- [GIVEN TASK] Retype verbatim the stretch of items from the very first line through the line containing "bokeh-particle xyxy=(448,330,536,418)", including both ends.

- [ENTRIES SUPPLIED]
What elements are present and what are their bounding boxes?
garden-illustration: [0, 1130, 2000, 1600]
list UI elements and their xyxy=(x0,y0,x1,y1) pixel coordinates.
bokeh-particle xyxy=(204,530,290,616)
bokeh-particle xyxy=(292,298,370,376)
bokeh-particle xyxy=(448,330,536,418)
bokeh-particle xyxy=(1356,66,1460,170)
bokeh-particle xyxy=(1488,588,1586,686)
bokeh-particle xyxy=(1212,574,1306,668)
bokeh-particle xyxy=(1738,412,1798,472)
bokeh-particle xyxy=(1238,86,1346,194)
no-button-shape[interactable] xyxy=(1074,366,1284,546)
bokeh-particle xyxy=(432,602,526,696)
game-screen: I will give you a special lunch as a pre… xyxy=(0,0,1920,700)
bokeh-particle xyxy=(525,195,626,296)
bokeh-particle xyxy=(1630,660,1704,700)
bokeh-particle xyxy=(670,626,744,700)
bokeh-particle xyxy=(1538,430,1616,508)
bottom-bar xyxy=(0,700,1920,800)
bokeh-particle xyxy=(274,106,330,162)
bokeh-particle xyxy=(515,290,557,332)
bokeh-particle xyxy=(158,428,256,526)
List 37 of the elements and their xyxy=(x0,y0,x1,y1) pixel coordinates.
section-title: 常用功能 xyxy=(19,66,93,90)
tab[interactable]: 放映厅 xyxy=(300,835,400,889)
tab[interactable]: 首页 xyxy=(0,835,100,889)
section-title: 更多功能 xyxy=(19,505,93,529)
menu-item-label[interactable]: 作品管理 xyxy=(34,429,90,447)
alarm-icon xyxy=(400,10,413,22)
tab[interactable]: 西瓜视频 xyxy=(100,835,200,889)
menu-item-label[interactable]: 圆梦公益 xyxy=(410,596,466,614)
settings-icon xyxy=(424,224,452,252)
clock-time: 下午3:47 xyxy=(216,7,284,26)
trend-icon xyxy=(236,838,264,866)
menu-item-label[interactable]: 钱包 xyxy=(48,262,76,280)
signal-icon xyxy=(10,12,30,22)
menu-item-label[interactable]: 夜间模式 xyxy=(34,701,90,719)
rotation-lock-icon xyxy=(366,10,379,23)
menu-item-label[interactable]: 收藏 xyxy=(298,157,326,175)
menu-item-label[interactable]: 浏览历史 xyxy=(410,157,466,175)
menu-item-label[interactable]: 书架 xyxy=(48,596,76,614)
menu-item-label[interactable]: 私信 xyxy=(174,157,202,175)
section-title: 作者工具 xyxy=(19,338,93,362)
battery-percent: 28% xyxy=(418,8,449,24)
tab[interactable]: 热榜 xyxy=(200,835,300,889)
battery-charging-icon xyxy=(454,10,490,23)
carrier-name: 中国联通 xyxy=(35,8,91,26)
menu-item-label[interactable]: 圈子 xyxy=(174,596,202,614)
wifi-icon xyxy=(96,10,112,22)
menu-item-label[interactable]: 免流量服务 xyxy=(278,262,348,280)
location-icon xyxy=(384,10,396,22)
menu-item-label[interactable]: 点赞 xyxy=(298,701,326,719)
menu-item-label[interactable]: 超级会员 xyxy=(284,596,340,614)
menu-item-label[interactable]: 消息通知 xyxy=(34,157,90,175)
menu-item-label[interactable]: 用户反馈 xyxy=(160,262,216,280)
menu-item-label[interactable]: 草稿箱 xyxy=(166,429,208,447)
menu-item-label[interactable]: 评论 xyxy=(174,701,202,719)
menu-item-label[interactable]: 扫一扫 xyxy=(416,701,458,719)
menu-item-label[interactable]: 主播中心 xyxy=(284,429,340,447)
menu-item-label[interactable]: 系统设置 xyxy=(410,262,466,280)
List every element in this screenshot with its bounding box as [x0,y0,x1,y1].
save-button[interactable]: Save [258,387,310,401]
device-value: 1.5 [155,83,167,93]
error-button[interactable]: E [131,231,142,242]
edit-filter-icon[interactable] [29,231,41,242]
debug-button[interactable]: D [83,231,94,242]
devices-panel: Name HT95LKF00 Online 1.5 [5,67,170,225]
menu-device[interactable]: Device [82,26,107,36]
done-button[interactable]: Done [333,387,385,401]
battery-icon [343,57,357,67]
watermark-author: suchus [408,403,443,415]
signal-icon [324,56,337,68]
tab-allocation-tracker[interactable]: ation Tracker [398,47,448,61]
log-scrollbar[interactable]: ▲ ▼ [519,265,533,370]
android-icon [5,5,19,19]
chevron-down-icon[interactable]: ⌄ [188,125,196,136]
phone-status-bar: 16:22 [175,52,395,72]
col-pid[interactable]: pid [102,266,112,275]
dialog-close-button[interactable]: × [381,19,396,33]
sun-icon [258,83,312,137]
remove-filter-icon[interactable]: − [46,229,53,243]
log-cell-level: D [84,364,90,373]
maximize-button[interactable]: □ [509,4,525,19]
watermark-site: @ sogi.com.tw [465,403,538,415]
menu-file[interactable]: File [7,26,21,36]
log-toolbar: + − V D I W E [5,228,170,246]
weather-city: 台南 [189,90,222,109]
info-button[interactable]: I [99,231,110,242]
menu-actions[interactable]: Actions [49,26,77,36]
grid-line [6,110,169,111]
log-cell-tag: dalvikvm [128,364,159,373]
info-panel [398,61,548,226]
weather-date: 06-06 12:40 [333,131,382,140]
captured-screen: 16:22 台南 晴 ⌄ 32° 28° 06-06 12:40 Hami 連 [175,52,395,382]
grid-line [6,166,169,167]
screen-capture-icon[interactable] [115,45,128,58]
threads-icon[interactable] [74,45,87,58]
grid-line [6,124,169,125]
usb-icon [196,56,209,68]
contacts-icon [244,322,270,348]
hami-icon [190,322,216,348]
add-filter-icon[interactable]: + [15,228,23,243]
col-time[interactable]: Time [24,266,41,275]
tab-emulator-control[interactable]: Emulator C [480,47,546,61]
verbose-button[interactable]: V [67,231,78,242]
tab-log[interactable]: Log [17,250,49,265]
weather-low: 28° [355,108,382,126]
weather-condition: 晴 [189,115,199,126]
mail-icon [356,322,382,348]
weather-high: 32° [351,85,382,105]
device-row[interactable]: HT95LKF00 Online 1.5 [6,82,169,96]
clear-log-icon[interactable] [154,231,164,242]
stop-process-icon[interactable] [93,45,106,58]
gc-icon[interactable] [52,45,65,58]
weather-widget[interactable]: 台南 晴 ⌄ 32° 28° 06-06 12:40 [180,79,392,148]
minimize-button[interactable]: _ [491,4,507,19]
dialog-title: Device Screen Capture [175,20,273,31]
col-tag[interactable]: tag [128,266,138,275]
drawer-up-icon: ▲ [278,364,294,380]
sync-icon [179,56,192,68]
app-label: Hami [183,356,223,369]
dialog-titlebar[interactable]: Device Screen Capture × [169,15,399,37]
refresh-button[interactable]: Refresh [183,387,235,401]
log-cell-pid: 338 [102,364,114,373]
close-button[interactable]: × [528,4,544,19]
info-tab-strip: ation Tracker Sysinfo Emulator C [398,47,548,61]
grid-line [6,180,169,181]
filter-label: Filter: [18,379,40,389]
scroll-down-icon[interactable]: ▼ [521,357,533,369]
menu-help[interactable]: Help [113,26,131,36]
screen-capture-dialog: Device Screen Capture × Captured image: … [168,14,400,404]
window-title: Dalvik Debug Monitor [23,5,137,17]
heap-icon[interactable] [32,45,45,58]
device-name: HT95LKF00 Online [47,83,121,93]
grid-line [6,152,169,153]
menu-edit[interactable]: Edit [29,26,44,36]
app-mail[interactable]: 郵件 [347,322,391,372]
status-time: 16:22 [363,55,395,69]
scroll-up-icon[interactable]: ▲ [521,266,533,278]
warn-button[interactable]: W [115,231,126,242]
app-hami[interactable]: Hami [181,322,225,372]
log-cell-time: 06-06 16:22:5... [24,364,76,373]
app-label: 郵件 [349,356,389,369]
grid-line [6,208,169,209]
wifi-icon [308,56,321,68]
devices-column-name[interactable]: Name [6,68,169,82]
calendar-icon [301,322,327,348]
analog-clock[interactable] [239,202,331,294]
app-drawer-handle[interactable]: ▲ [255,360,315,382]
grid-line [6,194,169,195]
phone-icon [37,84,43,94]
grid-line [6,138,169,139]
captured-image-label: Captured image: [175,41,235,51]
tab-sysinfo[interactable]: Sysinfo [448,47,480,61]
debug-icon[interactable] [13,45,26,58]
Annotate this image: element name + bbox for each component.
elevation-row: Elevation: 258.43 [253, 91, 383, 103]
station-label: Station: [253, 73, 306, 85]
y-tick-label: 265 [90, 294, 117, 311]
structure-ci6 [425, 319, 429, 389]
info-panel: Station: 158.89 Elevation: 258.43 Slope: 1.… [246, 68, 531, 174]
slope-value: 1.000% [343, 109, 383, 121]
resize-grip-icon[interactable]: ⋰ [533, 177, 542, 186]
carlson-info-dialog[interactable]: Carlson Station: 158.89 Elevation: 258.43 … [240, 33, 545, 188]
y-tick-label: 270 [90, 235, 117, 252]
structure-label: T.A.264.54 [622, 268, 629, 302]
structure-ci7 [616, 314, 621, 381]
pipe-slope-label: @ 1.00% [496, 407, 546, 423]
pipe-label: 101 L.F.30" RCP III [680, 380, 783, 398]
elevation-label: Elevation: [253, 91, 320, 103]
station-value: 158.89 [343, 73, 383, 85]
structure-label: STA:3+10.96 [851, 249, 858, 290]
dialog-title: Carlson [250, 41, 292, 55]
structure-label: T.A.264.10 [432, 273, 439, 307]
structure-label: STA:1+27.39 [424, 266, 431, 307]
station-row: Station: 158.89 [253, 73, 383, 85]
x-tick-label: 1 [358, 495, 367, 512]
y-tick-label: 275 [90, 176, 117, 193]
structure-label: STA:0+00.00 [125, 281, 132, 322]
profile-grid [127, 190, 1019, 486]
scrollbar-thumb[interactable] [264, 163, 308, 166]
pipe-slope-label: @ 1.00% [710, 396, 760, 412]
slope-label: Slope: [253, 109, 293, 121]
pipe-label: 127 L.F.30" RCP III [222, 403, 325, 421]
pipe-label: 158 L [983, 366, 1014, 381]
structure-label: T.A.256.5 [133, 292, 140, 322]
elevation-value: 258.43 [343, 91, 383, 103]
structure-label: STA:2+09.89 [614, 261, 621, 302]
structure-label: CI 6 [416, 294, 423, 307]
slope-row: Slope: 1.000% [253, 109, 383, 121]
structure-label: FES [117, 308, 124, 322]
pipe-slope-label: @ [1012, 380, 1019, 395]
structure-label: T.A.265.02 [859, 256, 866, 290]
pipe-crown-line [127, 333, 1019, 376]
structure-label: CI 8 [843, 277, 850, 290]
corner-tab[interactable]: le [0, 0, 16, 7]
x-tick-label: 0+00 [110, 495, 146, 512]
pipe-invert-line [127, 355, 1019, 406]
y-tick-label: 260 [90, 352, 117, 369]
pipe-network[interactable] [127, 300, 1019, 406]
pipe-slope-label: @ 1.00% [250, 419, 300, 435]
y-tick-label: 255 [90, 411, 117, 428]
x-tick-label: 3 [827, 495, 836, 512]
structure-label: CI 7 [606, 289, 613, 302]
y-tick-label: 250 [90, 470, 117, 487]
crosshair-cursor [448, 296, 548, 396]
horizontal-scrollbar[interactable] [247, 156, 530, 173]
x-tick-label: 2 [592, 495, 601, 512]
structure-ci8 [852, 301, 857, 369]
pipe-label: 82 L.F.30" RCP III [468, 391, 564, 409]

- [CORRECT ANSWER]
What elements are present and what are their bounding boxes?
garden-illustration: [0, 1130, 2000, 1600]
list UI elements and their xyxy=(x0,y0,x1,y1) pixel coordinates.
bokeh-particle xyxy=(204,530,290,616)
bokeh-particle xyxy=(292,298,370,376)
bokeh-particle xyxy=(448,330,536,418)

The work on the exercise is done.